EXERCISE MATERIALS:
-=-=-=-=-

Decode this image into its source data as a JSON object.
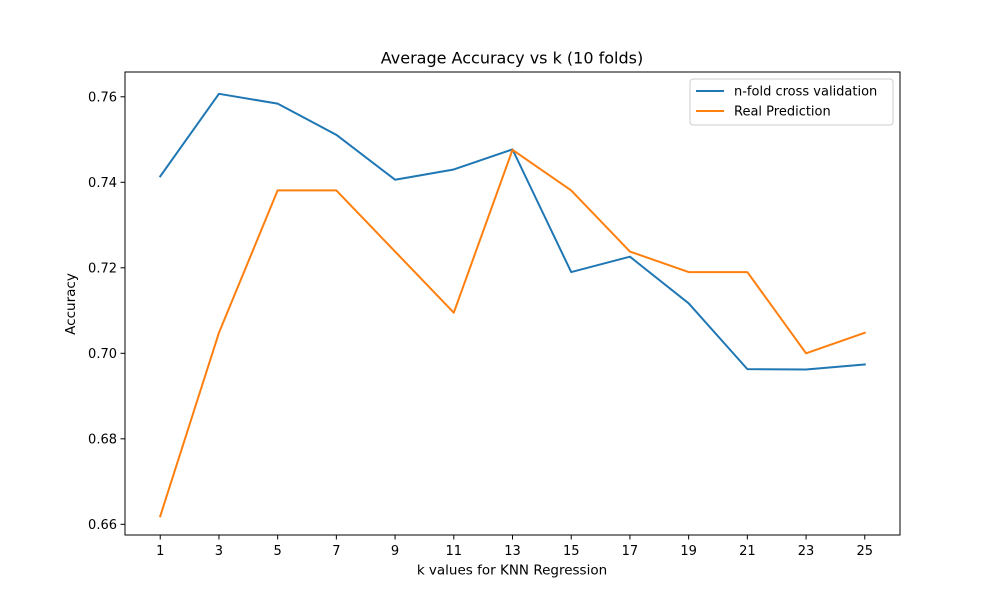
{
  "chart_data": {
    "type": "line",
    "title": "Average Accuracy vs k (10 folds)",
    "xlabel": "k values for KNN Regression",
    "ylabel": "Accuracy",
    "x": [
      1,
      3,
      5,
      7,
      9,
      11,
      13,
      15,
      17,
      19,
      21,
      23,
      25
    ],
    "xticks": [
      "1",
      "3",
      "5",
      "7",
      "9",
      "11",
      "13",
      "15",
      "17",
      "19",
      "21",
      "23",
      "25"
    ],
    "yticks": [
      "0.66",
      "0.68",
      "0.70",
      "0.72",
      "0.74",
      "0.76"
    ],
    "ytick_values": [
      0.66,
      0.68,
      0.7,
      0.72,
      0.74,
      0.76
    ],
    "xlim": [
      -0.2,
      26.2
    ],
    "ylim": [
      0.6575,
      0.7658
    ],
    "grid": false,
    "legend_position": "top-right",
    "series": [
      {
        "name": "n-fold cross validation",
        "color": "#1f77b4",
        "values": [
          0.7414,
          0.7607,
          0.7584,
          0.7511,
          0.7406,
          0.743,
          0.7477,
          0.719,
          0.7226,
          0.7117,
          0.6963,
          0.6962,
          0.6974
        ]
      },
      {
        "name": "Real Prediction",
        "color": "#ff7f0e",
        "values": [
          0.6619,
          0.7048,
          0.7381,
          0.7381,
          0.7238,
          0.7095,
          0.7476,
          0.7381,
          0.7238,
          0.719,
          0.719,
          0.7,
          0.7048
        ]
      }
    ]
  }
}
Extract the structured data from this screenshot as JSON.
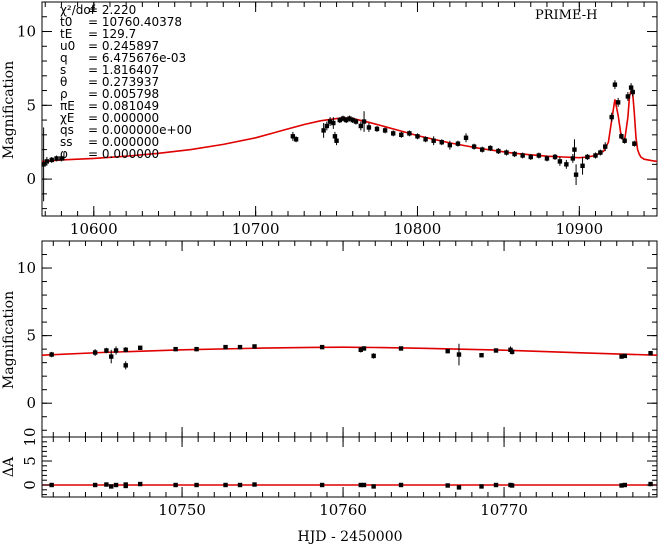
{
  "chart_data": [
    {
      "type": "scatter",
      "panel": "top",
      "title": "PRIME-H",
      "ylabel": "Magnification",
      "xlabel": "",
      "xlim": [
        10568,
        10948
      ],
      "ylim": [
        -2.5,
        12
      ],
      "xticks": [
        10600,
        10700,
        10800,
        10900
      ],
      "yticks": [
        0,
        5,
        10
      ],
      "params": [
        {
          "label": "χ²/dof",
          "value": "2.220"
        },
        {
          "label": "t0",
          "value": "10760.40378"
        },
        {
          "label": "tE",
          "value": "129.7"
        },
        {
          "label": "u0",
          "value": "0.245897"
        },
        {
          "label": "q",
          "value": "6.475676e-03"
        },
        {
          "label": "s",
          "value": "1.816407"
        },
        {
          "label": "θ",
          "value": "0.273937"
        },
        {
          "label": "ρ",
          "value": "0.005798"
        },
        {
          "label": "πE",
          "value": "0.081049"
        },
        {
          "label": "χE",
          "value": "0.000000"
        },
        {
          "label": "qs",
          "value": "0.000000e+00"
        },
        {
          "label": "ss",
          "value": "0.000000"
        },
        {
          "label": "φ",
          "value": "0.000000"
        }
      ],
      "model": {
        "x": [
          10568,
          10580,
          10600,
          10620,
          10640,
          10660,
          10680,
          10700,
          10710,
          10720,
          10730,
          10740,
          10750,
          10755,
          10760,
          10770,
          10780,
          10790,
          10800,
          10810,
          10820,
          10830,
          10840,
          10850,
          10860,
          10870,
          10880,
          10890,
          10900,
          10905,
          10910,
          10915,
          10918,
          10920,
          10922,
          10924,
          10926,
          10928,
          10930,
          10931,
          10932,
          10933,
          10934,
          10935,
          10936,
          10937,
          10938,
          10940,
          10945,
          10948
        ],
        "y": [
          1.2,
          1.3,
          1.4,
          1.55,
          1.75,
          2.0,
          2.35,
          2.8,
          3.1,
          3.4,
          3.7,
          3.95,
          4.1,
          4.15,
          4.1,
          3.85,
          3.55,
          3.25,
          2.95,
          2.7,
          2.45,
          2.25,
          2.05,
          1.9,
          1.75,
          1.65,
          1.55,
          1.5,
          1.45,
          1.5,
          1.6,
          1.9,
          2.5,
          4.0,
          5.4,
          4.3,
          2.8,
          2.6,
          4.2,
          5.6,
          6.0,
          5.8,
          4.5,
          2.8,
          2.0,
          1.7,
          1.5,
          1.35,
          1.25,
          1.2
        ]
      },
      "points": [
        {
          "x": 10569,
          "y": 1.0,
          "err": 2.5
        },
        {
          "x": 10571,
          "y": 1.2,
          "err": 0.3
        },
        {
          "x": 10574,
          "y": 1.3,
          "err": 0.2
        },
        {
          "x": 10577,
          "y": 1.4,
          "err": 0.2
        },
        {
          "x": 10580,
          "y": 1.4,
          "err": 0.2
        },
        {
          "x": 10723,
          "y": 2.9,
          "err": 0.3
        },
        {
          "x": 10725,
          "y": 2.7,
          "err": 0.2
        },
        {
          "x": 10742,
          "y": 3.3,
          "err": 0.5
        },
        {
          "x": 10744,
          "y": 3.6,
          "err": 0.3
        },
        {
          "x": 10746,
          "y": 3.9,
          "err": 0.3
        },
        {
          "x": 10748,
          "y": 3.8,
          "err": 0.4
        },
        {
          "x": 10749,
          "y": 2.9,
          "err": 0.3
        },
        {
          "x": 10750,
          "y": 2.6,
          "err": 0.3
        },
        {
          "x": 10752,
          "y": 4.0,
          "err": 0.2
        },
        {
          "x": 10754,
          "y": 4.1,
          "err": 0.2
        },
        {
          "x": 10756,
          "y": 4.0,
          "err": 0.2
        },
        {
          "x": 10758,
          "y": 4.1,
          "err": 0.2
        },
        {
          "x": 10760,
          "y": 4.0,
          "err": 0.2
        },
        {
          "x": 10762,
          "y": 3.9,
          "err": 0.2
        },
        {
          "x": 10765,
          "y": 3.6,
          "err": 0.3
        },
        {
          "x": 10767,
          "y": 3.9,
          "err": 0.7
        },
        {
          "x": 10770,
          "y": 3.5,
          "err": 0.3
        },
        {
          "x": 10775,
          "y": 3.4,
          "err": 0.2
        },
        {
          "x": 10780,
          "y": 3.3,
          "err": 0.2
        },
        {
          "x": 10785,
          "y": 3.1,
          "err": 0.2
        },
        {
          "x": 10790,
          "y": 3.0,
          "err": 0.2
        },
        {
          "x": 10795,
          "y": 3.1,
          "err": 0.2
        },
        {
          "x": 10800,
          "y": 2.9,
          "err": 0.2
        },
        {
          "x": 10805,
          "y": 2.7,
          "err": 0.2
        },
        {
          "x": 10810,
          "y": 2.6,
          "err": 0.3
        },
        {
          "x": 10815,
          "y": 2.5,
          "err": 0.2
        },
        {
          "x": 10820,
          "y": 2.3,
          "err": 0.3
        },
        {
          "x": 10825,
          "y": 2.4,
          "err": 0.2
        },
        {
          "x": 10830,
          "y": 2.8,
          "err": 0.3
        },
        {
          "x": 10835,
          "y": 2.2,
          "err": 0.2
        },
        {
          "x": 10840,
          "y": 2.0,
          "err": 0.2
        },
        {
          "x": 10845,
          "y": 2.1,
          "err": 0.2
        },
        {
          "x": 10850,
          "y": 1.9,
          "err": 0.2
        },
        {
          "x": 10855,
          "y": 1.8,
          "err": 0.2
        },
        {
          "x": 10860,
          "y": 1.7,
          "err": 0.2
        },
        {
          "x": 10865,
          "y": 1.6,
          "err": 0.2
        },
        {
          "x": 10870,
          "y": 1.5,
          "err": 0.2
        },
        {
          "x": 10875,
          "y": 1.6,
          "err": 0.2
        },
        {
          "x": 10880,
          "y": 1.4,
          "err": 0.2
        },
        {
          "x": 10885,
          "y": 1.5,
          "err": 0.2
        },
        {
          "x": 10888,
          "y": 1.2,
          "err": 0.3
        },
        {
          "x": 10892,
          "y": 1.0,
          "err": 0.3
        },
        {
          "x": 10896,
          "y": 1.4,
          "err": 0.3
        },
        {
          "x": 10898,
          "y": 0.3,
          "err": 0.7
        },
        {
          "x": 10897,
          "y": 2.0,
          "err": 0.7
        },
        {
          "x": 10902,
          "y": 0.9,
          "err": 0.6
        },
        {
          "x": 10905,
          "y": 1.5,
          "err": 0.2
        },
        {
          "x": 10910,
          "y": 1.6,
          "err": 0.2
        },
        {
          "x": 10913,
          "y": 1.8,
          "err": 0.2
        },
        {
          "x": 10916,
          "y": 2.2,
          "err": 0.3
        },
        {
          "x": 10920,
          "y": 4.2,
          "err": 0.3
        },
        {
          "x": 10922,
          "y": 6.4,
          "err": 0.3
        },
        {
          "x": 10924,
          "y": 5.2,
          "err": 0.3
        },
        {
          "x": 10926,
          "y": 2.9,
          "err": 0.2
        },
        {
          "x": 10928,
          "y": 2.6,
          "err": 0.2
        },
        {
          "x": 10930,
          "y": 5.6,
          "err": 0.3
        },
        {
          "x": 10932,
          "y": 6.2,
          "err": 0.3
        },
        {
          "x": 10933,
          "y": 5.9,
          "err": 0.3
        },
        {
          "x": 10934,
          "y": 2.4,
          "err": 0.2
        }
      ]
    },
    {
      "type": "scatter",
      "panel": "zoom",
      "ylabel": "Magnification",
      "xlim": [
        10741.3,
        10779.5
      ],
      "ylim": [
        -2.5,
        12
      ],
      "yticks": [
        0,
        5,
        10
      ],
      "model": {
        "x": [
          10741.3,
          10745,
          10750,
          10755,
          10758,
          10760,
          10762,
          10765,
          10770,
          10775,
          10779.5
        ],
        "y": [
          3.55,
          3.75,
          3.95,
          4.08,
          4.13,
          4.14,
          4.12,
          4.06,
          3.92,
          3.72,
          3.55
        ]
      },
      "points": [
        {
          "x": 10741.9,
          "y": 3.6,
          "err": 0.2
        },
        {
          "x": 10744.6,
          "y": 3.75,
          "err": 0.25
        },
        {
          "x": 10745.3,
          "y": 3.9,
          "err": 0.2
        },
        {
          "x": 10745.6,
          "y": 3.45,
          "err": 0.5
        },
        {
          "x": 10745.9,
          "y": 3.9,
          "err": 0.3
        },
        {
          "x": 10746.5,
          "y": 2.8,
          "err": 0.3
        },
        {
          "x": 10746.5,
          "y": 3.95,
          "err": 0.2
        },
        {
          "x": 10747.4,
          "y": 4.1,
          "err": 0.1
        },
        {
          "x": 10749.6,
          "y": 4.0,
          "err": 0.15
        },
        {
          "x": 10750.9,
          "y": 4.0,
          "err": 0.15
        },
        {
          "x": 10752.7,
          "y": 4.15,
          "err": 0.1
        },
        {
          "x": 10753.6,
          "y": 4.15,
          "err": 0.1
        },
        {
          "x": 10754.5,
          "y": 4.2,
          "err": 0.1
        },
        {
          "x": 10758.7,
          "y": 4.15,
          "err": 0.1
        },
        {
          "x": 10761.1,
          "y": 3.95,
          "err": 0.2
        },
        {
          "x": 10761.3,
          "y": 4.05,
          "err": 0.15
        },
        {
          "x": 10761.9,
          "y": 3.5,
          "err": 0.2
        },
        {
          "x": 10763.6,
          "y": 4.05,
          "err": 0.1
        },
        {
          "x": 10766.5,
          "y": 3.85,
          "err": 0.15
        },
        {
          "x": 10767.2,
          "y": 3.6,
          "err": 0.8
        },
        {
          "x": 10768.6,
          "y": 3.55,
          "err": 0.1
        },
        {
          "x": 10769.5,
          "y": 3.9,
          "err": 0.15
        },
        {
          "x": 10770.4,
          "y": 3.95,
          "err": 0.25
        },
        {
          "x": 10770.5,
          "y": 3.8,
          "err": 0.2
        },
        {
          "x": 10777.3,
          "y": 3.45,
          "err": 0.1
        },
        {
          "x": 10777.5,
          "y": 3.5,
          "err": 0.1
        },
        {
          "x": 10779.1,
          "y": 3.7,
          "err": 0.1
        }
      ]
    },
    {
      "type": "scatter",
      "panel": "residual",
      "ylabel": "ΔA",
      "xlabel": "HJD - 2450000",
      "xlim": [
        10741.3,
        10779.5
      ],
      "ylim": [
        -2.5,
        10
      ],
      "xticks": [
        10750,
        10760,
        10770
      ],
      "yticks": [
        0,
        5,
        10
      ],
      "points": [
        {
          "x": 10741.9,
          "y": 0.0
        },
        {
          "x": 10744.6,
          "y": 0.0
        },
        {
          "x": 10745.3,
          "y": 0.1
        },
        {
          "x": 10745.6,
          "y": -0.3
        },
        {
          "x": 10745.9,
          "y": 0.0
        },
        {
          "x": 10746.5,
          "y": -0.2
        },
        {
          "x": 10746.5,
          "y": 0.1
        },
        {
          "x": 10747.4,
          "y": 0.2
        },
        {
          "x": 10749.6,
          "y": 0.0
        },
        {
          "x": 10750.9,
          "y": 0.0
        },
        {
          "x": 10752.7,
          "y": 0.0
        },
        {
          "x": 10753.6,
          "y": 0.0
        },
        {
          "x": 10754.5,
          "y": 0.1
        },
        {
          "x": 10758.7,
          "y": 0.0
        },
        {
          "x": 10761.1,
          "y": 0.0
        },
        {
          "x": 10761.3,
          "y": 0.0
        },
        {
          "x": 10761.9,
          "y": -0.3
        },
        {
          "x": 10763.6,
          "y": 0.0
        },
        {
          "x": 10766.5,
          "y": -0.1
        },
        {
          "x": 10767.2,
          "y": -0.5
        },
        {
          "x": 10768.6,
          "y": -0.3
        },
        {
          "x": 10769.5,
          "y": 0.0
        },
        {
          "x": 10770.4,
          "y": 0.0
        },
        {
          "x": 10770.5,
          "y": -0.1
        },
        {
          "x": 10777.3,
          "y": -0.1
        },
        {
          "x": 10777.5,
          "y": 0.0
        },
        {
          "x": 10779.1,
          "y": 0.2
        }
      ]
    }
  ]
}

-=-=-=-=-

WHAT THE TASK REQUIRES: Every line in the data above that contains "name" needs to be copied.

RESULT:
        "name": "n-fold cross validation",
        "name": "Real Prediction",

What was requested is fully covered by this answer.